TASK TO COMPLETE: Extract the complete listing and output it unchanged.

___ LISTED ENTRIES ___

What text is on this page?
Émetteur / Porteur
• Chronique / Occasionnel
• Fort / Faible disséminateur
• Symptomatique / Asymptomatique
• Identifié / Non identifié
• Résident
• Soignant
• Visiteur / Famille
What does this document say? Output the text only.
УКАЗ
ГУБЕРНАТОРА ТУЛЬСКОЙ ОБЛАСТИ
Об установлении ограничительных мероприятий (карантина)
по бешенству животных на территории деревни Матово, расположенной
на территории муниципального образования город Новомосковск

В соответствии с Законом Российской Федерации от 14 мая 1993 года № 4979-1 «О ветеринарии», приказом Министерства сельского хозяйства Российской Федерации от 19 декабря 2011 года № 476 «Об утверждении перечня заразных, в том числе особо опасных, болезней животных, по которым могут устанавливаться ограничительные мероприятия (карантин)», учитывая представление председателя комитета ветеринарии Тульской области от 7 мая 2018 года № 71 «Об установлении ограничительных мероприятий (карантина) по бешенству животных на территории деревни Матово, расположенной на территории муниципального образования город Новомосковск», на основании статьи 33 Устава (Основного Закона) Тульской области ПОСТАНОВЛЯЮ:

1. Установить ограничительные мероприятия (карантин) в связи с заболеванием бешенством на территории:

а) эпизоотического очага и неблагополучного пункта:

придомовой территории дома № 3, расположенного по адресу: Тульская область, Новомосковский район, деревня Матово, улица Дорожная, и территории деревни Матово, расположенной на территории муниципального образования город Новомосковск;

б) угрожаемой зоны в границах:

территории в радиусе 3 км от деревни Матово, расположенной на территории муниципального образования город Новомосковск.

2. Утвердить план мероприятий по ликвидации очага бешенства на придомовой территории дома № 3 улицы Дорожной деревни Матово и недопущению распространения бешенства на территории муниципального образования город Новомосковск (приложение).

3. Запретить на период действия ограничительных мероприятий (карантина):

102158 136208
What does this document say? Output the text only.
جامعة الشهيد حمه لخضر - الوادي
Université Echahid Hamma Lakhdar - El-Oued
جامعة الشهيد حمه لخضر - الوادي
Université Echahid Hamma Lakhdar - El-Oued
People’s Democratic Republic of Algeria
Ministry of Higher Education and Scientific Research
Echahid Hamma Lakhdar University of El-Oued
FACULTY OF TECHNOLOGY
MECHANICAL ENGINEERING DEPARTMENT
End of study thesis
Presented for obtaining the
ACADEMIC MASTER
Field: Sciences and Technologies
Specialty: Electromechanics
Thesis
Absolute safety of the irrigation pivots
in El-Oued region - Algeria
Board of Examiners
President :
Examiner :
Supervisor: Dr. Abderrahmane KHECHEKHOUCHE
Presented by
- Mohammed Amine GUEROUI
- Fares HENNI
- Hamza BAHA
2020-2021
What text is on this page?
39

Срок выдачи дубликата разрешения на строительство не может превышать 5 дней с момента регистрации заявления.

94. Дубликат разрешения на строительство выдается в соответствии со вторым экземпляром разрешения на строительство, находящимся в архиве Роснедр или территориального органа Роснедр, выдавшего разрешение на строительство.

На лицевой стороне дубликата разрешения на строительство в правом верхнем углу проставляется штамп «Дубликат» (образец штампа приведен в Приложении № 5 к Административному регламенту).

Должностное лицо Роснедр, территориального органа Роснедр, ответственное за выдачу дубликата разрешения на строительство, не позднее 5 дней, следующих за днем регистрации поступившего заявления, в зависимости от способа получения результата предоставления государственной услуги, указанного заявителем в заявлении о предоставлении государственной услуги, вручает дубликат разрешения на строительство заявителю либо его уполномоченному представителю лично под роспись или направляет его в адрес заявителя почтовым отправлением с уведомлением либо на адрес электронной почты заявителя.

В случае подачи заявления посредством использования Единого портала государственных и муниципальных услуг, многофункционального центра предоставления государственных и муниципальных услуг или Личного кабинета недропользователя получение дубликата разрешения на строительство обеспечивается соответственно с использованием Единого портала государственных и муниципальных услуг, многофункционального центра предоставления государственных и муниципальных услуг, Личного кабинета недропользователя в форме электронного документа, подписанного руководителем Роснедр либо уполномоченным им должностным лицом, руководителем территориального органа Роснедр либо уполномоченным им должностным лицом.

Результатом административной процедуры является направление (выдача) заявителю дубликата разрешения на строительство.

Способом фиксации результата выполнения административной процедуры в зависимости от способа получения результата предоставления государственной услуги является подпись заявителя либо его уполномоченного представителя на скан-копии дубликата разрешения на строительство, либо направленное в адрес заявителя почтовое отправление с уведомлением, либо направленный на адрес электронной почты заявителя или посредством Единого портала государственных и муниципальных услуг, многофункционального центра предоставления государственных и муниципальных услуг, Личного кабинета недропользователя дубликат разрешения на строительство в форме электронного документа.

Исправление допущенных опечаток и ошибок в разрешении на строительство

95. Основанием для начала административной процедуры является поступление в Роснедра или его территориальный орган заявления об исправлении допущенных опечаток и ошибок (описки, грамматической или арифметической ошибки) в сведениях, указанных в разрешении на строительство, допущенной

___

EXERCISE OUTPUT:
What text is on this page?
Émetteur / Porteur
• Chronique / Occasionnel
• Fort / Faible disséminateur
• Symptomatique / Asymptomatique
• Identifié / Non identifié
• Résident
• Soignant
• Visiteur / Famille
What does this document say? Output the text only.
УКАЗ
ГУБЕРНАТОРА ТУЛЬСКОЙ ОБЛАСТИ
Об установлении ограничительных мероприятий (карантина)
по бешенству животных на территории деревни Матово, расположенной
на территории муниципального образования город Новомосковск

В соответствии с Законом Российской Федерации от 14 мая 1993 года № 4979-1 «О ветеринарии», приказом Министерства сельского хозяйства Российской Федерации от 19 декабря 2011 года № 476 «Об утверждении перечня заразных, в том числе особо опасных, болезней животных, по которым могут устанавливаться ограничительные мероприятия (карантин)», учитывая представление председателя комитета ветеринарии Тульской области от 7 мая 2018 года № 71 «Об установлении ограничительных мероприятий (карантина) по бешенству животных на территории деревни Матово, расположенной на территории муниципального образования город Новомосковск», на основании статьи 33 Устава (Основного Закона) Тульской области ПОСТАНОВЛЯЮ:

1. Установить ограничительные мероприятия (карантин) в связи с заболеванием бешенством на территории:

а) эпизоотического очага и неблагополучного пункта:

придомовой территории дома № 3, расположенного по адресу: Тульская область, Новомосковский район, деревня Матово, улица Дорожная, и территории деревни Матово, расположенной на территории муниципального образования город Новомосковск;

б) угрожаемой зоны в границах:

территории в радиусе 3 км от деревни Матово, расположенной на территории муниципального образования город Новомосковск.

2. Утвердить план мероприятий по ликвидации очага бешенства на придомовой территории дома № 3 улицы Дорожной деревни Матово и недопущению распространения бешенства на территории муниципального образования город Новомосковск (приложение).

3. Запретить на период действия ограничительных мероприятий (карантина):

102158 136208
What does this document say? Output the text only.
جامعة الشهيد حمه لخضر - الوادي
Université Echahid Hamma Lakhdar - El-Oued
جامعة الشهيد حمه لخضر - الوادي
Université Echahid Hamma Lakhdar - El-Oued
People’s Democratic Republic of Algeria
Ministry of Higher Education and Scientific Research
Echahid Hamma Lakhdar University of El-Oued
FACULTY OF TECHNOLOGY
MECHANICAL ENGINEERING DEPARTMENT
End of study thesis
Presented for obtaining the
ACADEMIC MASTER
Field: Sciences and Technologies
Specialty: Electromechanics
Thesis
Absolute safety of the irrigation pivots
in El-Oued region - Algeria
Board of Examiners
President :
Examiner :
Supervisor: Dr. Abderrahmane KHECHEKHOUCHE
Presented by
- Mohammed Amine GUEROUI
- Fares HENNI
- Hamza BAHA
2020-2021
What text is on this page?
39

Срок выдачи дубликата разрешения на строительство не может превышать 5 дней с момента регистрации заявления.

94. Дубликат разрешения на строительство выдается в соответствии со вторым экземпляром разрешения на строительство, находящимся в архиве Роснедр или территориального органа Роснедр, выдавшего разрешение на строительство.

На лицевой стороне дубликата разрешения на строительство в правом верхнем углу проставляется штамп «Дубликат» (образец штампа приведен в Приложении № 5 к Административному регламенту).

Должностное лицо Роснедр, территориального органа Роснедр, ответственное за выдачу дубликата разрешения на строительство, не позднее 5 дней, следующих за днем регистрации поступившего заявления, в зависимости от способа получения результата предоставления государственной услуги, указанного заявителем в заявлении о предоставлении государственной услуги, вручает дубликат разрешения на строительство заявителю либо его уполномоченному представителю лично под роспись или направляет его в адрес заявителя почтовым отправлением с уведомлением либо на адрес электронной почты заявителя.

В случае подачи заявления посредством использования Единого портала государственных и муниципальных услуг, многофункционального центра предоставления государственных и муниципальных услуг или Личного кабинета недропользователя получение дубликата разрешения на строительство обеспечивается соответственно с использованием Единого портала государственных и муниципальных услуг, многофункционального центра предоставления государственных и муниципальных услуг, Личного кабинета недропользователя в форме электронного документа, подписанного руководителем Роснедр либо уполномоченным им должностным лицом, руководителем территориального органа Роснедр либо уполномоченным им должностным лицом.

Результатом административной процедуры является направление (выдача) заявителю дубликата разрешения на строительство.

Способом фиксации результата выполнения административной процедуры в зависимости от способа получения результата предоставления государственной услуги является подпись заявителя либо его уполномоченного представителя на скан-копии дубликата разрешения на строительство, либо направленное в адрес заявителя почтовое отправление с уведомлением, либо направленный на адрес электронной почты заявителя или посредством Единого портала государственных и муниципальных услуг, многофункционального центра предоставления государственных и муниципальных услуг, Личного кабинета недропользователя дубликат разрешения на строительство в форме электронного документа.

Исправление допущенных опечаток и ошибок в разрешении на строительство

95. Основанием для начала административной процедуры является поступление в Роснедра или его территориальный орган заявления об исправлении допущенных опечаток и ошибок (описки, грамматической или арифметической ошибки) в сведениях, указанных в разрешении на строительство, допущенной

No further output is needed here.